→ Exercise
Every entry needs to be printed exactly, please.

## start Items

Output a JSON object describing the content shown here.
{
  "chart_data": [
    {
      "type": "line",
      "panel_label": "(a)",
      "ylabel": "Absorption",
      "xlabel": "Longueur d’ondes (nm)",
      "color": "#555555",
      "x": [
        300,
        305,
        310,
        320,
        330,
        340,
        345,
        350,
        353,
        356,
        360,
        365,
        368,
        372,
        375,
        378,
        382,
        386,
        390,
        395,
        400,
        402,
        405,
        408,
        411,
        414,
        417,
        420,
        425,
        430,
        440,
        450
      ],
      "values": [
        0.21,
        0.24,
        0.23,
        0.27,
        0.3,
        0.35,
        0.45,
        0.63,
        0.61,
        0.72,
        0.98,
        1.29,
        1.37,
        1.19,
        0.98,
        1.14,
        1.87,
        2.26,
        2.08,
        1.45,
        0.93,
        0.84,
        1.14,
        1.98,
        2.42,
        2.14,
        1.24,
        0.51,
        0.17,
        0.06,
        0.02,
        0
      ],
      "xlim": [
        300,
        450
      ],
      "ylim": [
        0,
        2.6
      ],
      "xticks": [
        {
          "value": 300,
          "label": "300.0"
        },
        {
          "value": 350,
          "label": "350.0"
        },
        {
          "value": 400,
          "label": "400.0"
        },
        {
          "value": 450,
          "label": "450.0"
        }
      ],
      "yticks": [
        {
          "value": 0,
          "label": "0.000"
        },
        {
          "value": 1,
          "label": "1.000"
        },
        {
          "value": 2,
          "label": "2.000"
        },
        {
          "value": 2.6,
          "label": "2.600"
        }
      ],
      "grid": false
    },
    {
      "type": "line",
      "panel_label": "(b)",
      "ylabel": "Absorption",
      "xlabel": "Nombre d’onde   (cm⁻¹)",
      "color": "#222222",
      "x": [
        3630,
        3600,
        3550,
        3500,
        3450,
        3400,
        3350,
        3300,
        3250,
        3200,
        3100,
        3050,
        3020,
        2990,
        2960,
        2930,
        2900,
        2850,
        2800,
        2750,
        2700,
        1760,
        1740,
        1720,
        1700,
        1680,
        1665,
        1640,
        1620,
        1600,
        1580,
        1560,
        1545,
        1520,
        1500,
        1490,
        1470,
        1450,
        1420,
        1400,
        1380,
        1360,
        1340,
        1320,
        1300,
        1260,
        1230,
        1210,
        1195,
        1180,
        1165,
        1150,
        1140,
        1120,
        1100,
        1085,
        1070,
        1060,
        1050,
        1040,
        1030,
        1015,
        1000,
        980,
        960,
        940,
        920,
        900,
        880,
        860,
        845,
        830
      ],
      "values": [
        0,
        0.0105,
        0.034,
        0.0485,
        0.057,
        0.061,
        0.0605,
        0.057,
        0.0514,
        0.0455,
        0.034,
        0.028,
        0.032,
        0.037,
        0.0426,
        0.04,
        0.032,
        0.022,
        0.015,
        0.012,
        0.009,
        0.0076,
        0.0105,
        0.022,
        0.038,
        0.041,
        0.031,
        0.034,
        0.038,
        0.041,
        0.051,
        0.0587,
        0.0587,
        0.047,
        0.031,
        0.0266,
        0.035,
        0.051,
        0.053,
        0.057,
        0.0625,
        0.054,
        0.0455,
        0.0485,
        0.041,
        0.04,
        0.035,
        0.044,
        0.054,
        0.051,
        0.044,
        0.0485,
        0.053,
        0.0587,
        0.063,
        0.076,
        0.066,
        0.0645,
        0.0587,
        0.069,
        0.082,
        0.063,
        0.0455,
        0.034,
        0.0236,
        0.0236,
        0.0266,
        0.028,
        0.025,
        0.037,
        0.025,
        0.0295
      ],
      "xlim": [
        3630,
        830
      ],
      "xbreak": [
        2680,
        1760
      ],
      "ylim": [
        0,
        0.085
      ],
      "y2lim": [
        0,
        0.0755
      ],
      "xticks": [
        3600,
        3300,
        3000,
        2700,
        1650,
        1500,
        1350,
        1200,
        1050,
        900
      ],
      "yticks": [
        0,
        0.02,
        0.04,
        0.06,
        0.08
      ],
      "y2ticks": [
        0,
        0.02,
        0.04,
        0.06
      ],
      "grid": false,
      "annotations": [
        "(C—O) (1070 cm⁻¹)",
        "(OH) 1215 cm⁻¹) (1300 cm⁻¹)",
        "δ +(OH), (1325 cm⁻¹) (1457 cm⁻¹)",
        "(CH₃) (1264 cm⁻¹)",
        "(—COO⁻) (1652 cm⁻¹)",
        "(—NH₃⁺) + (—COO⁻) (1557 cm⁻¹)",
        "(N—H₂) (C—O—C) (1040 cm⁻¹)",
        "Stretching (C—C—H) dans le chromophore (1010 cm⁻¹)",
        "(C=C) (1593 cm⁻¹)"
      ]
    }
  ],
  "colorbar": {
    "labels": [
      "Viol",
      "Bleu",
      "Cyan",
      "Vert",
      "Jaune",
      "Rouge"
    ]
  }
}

## end Items

→ Answer to the exercise
Output a JSON object describing the content shown here.
{
  "chart_data": [
    {
      "type": "line",
      "panel_label": "(a)",
      "ylabel": "Absorption",
      "xlabel": "Longueur d’ondes (nm)",
      "color": "#555555",
      "x": [
        300,
        305,
        310,
        320,
        330,
        340,
        345,
        350,
        353,
        356,
        360,
        365,
        368,
        372,
        375,
        378,
        382,
        386,
        390,
        395,
        400,
        402,
        405,
        408,
        411,
        414,
        417,
        420,
        425,
        430,
        440,
        450
      ],
      "values": [
        0.21,
        0.24,
        0.23,
        0.27,
        0.3,
        0.35,
        0.45,
        0.63,
        0.61,
        0.72,
        0.98,
        1.29,
        1.37,
        1.19,
        0.98,
        1.14,
        1.87,
        2.26,
        2.08,
        1.45,
        0.93,
        0.84,
        1.14,
        1.98,
        2.42,
        2.14,
        1.24,
        0.51,
        0.17,
        0.06,
        0.02,
        0
      ],
      "xlim": [
        300,
        450
      ],
      "ylim": [
        0,
        2.6
      ],
      "xticks": [
        {
          "value": 300,
          "label": "300.0"
        },
        {
          "value": 350,
          "label": "350.0"
        },
        {
          "value": 400,
          "label": "400.0"
        },
        {
          "value": 450,
          "label": "450.0"
        }
      ],
      "yticks": [
        {
          "value": 0,
          "label": "0.000"
        },
        {
          "value": 1,
          "label": "1.000"
        },
        {
          "value": 2,
          "label": "2.000"
        },
        {
          "value": 2.6,
          "label": "2.600"
        }
      ],
      "grid": false
    },
    {
      "type": "line",
      "panel_label": "(b)",
      "ylabel": "Absorption",
      "xlabel": "Nombre d’onde   (cm⁻¹)",
      "color": "#222222",
      "x": [
        3630,
        3600,
        3550,
        3500,
        3450,
        3400,
        3350,
        3300,
        3250,
        3200,
        3100,
        3050,
        3020,
        2990,
        2960,
        2930,
        2900,
        2850,
        2800,
        2750,
        2700,
        1760,
        1740,
        1720,
        1700,
        1680,
        1665,
        1640,
        1620,
        1600,
        1580,
        1560,
        1545,
        1520,
        1500,
        1490,
        1470,
        1450,
        1420,
        1400,
        1380,
        1360,
        1340,
        1320,
        1300,
        1260,
        1230,
        1210,
        1195,
        1180,
        1165,
        1150,
        1140,
        1120,
        1100,
        1085,
        1070,
        1060,
        1050,
        1040,
        1030,
        1015,
        1000,
        980,
        960,
        940,
        920,
        900,
        880,
        860,
        845,
        830
      ],
      "values": [
        0,
        0.0105,
        0.034,
        0.0485,
        0.057,
        0.061,
        0.0605,
        0.057,
        0.0514,
        0.0455,
        0.034,
        0.028,
        0.032,
        0.037,
        0.0426,
        0.04,
        0.032,
        0.022,
        0.015,
        0.012,
        0.009,
        0.0076,
        0.0105,
        0.022,
        0.038,
        0.041,
        0.031,
        0.034,
        0.038,
        0.041,
        0.051,
        0.0587,
        0.0587,
        0.047,
        0.031,
        0.0266,
        0.035,
        0.051,
        0.053,
        0.057,
        0.0625,
        0.054,
        0.0455,
        0.0485,
        0.041,
        0.04,
        0.035,
        0.044,
        0.054,
        0.051,
        0.044,
        0.0485,
        0.053,
        0.0587,
        0.063,
        0.076,
        0.066,
        0.0645,
        0.0587,
        0.069,
        0.082,
        0.063,
        0.0455,
        0.034,
        0.0236,
        0.0236,
        0.0266,
        0.028,
        0.025,
        0.037,
        0.025,
        0.0295
      ],
      "xlim": [
        3630,
        830
      ],
      "xbreak": [
        2680,
        1760
      ],
      "ylim": [
        0,
        0.085
      ],
      "y2lim": [
        0,
        0.0755
      ],
      "xticks": [
        3600,
        3300,
        3000,
        2700,
        1650,
        1500,
        1350,
        1200,
        1050,
        900
      ],
      "yticks": [
        0,
        0.02,
        0.04,
        0.06,
        0.08
      ],
      "y2ticks": [
        0,
        0.02,
        0.04,
        0.06
      ],
      "grid": false,
      "annotations": [
        "(C—O) (1070 cm⁻¹)",
        "(OH) 1215 cm⁻¹) (1300 cm⁻¹)",
        "δ +(OH), (1325 cm⁻¹) (1457 cm⁻¹)",
        "(CH₃) (1264 cm⁻¹)",
        "(—COO⁻) (1652 cm⁻¹)",
        "(—NH₃⁺) + (—COO⁻) (1557 cm⁻¹)",
        "(N—H₂) (C—O—C) (1040 cm⁻¹)",
        "Stretching (C—C—H) dans le chromophore (1010 cm⁻¹)",
        "(C=C) (1593 cm⁻¹)"
      ]
    }
  ],
  "colorbar": {
    "labels": [
      "Viol",
      "Bleu",
      "Cyan",
      "Vert",
      "Jaune",
      "Rouge"
    ]
  }
}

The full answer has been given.